Read the records and write them out again exactly.

** Start SUPPLIED ENTRIES **

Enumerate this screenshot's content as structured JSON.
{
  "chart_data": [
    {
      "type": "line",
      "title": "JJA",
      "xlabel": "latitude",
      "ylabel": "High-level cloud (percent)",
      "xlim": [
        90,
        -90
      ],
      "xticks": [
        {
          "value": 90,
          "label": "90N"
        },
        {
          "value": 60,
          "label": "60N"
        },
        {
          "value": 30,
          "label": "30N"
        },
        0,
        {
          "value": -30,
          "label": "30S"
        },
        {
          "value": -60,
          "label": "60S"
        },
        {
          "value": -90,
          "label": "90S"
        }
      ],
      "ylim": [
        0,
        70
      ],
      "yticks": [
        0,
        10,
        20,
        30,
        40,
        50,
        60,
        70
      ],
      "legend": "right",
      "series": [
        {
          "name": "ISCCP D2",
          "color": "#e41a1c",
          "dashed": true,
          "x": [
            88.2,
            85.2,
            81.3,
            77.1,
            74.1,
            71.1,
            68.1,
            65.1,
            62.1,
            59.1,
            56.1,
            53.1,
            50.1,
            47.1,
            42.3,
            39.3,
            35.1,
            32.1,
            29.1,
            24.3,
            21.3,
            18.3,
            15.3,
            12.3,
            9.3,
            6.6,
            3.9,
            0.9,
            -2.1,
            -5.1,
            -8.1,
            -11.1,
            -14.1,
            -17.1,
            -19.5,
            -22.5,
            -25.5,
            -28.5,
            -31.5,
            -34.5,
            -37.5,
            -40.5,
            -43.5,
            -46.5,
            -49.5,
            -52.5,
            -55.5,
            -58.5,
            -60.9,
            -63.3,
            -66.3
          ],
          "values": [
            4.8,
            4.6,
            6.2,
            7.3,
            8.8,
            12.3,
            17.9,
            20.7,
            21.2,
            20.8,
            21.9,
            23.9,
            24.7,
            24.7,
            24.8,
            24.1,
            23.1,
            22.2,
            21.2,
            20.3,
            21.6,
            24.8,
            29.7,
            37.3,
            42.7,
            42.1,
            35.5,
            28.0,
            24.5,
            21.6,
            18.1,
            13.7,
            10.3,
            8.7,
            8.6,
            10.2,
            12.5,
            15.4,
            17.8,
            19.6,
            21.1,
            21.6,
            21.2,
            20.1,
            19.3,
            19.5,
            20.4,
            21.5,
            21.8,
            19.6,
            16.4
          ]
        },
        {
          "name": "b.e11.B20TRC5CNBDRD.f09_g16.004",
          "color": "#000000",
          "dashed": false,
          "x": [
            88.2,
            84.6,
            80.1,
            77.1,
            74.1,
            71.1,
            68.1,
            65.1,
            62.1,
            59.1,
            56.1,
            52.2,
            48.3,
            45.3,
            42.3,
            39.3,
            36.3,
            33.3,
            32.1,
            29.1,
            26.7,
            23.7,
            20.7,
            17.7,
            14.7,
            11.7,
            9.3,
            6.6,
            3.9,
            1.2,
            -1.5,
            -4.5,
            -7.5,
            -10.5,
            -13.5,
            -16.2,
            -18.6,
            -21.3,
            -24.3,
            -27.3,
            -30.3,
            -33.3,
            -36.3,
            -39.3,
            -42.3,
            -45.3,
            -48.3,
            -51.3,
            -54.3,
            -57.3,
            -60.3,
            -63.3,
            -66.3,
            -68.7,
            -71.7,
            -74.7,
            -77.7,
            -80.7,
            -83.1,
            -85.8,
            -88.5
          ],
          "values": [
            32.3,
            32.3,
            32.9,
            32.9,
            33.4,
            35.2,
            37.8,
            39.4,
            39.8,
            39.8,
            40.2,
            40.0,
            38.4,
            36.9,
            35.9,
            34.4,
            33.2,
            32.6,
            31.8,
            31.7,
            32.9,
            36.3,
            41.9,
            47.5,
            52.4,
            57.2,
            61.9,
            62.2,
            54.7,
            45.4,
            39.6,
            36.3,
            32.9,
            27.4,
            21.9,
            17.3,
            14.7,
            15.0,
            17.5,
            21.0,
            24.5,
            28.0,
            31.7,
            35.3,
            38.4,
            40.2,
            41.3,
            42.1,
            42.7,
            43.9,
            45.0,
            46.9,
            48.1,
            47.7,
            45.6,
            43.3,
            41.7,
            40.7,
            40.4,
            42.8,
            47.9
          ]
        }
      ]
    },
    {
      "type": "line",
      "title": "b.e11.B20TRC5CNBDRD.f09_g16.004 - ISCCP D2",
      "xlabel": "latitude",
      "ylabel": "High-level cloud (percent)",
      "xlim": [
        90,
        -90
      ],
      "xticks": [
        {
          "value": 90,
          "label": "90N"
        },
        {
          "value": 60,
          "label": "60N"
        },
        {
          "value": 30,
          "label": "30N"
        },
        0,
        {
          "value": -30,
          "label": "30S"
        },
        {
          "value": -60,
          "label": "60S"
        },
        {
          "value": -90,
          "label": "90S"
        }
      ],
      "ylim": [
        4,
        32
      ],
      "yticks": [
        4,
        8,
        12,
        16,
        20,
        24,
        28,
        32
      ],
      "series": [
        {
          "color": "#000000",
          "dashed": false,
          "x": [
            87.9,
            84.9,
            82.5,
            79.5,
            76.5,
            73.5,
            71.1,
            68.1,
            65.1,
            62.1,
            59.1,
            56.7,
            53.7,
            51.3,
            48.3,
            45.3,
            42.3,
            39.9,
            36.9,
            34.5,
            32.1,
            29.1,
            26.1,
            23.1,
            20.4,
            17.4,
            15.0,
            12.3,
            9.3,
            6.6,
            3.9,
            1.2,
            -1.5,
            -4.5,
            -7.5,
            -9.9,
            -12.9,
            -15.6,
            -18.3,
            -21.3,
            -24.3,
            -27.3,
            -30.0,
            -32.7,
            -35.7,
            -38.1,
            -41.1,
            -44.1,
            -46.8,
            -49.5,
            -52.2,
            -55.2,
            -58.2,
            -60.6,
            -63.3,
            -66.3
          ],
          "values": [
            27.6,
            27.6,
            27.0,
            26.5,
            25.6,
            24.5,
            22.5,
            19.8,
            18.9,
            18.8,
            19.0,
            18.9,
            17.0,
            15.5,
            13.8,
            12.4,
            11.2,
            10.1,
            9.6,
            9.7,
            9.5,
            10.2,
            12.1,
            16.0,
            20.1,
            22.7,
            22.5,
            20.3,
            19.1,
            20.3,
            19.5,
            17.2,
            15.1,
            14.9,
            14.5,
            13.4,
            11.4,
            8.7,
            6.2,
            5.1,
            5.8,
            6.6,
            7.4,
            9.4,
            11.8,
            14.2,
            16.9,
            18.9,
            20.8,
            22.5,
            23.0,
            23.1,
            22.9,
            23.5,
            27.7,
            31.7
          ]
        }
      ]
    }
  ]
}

** End SUPPLIED ENTRIES **

### ANSWER BELOW
Enumerate this screenshot's content as structured JSON.
{
  "chart_data": [
    {
      "type": "line",
      "title": "JJA",
      "xlabel": "latitude",
      "ylabel": "High-level cloud (percent)",
      "xlim": [
        90,
        -90
      ],
      "xticks": [
        {
          "value": 90,
          "label": "90N"
        },
        {
          "value": 60,
          "label": "60N"
        },
        {
          "value": 30,
          "label": "30N"
        },
        0,
        {
          "value": -30,
          "label": "30S"
        },
        {
          "value": -60,
          "label": "60S"
        },
        {
          "value": -90,
          "label": "90S"
        }
      ],
      "ylim": [
        0,
        70
      ],
      "yticks": [
        0,
        10,
        20,
        30,
        40,
        50,
        60,
        70
      ],
      "legend": "right",
      "series": [
        {
          "name": "ISCCP D2",
          "color": "#e41a1c",
          "dashed": true,
          "x": [
            88.2,
            85.2,
            81.3,
            77.1,
            74.1,
            71.1,
            68.1,
            65.1,
            62.1,
            59.1,
            56.1,
            53.1,
            50.1,
            47.1,
            42.3,
            39.3,
            35.1,
            32.1,
            29.1,
            24.3,
            21.3,
            18.3,
            15.3,
            12.3,
            9.3,
            6.6,
            3.9,
            0.9,
            -2.1,
            -5.1,
            -8.1,
            -11.1,
            -14.1,
            -17.1,
            -19.5,
            -22.5,
            -25.5,
            -28.5,
            -31.5,
            -34.5,
            -37.5,
            -40.5,
            -43.5,
            -46.5,
            -49.5,
            -52.5,
            -55.5,
            -58.5,
            -60.9,
            -63.3,
            -66.3
          ],
          "values": [
            4.8,
            4.6,
            6.2,
            7.3,
            8.8,
            12.3,
            17.9,
            20.7,
            21.2,
            20.8,
            21.9,
            23.9,
            24.7,
            24.7,
            24.8,
            24.1,
            23.1,
            22.2,
            21.2,
            20.3,
            21.6,
            24.8,
            29.7,
            37.3,
            42.7,
            42.1,
            35.5,
            28.0,
            24.5,
            21.6,
            18.1,
            13.7,
            10.3,
            8.7,
            8.6,
            10.2,
            12.5,
            15.4,
            17.8,
            19.6,
            21.1,
            21.6,
            21.2,
            20.1,
            19.3,
            19.5,
            20.4,
            21.5,
            21.8,
            19.6,
            16.4
          ]
        },
        {
          "name": "b.e11.B20TRC5CNBDRD.f09_g16.004",
          "color": "#000000",
          "dashed": false,
          "x": [
            88.2,
            84.6,
            80.1,
            77.1,
            74.1,
            71.1,
            68.1,
            65.1,
            62.1,
            59.1,
            56.1,
            52.2,
            48.3,
            45.3,
            42.3,
            39.3,
            36.3,
            33.3,
            32.1,
            29.1,
            26.7,
            23.7,
            20.7,
            17.7,
            14.7,
            11.7,
            9.3,
            6.6,
            3.9,
            1.2,
            -1.5,
            -4.5,
            -7.5,
            -10.5,
            -13.5,
            -16.2,
            -18.6,
            -21.3,
            -24.3,
            -27.3,
            -30.3,
            -33.3,
            -36.3,
            -39.3,
            -42.3,
            -45.3,
            -48.3,
            -51.3,
            -54.3,
            -57.3,
            -60.3,
            -63.3,
            -66.3,
            -68.7,
            -71.7,
            -74.7,
            -77.7,
            -80.7,
            -83.1,
            -85.8,
            -88.5
          ],
          "values": [
            32.3,
            32.3,
            32.9,
            32.9,
            33.4,
            35.2,
            37.8,
            39.4,
            39.8,
            39.8,
            40.2,
            40.0,
            38.4,
            36.9,
            35.9,
            34.4,
            33.2,
            32.6,
            31.8,
            31.7,
            32.9,
            36.3,
            41.9,
            47.5,
            52.4,
            57.2,
            61.9,
            62.2,
            54.7,
            45.4,
            39.6,
            36.3,
            32.9,
            27.4,
            21.9,
            17.3,
            14.7,
            15.0,
            17.5,
            21.0,
            24.5,
            28.0,
            31.7,
            35.3,
            38.4,
            40.2,
            41.3,
            42.1,
            42.7,
            43.9,
            45.0,
            46.9,
            48.1,
            47.7,
            45.6,
            43.3,
            41.7,
            40.7,
            40.4,
            42.8,
            47.9
          ]
        }
      ]
    },
    {
      "type": "line",
      "title": "b.e11.B20TRC5CNBDRD.f09_g16.004 - ISCCP D2",
      "xlabel": "latitude",
      "ylabel": "High-level cloud (percent)",
      "xlim": [
        90,
        -90
      ],
      "xticks": [
        {
          "value": 90,
          "label": "90N"
        },
        {
          "value": 60,
          "label": "60N"
        },
        {
          "value": 30,
          "label": "30N"
        },
        0,
        {
          "value": -30,
          "label": "30S"
        },
        {
          "value": -60,
          "label": "60S"
        },
        {
          "value": -90,
          "label": "90S"
        }
      ],
      "ylim": [
        4,
        32
      ],
      "yticks": [
        4,
        8,
        12,
        16,
        20,
        24,
        28,
        32
      ],
      "series": [
        {
          "color": "#000000",
          "dashed": false,
          "x": [
            87.9,
            84.9,
            82.5,
            79.5,
            76.5,
            73.5,
            71.1,
            68.1,
            65.1,
            62.1,
            59.1,
            56.7,
            53.7,
            51.3,
            48.3,
            45.3,
            42.3,
            39.9,
            36.9,
            34.5,
            32.1,
            29.1,
            26.1,
            23.1,
            20.4,
            17.4,
            15.0,
            12.3,
            9.3,
            6.6,
            3.9,
            1.2,
            -1.5,
            -4.5,
            -7.5,
            -9.9,
            -12.9,
            -15.6,
            -18.3,
            -21.3,
            -24.3,
            -27.3,
            -30.0,
            -32.7,
            -35.7,
            -38.1,
            -41.1,
            -44.1,
            -46.8,
            -49.5,
            -52.2,
            -55.2,
            -58.2,
            -60.6,
            -63.3,
            -66.3
          ],
          "values": [
            27.6,
            27.6,
            27.0,
            26.5,
            25.6,
            24.5,
            22.5,
            19.8,
            18.9,
            18.8,
            19.0,
            18.9,
            17.0,
            15.5,
            13.8,
            12.4,
            11.2,
            10.1,
            9.6,
            9.7,
            9.5,
            10.2,
            12.1,
            16.0,
            20.1,
            22.7,
            22.5,
            20.3,
            19.1,
            20.3,
            19.5,
            17.2,
            15.1,
            14.9,
            14.5,
            13.4,
            11.4,
            8.7,
            6.2,
            5.1,
            5.8,
            6.6,
            7.4,
            9.4,
            11.8,
            14.2,
            16.9,
            18.9,
            20.8,
            22.5,
            23.0,
            23.1,
            22.9,
            23.5,
            27.7,
            31.7
          ]
        }
      ]
    }
  ]
}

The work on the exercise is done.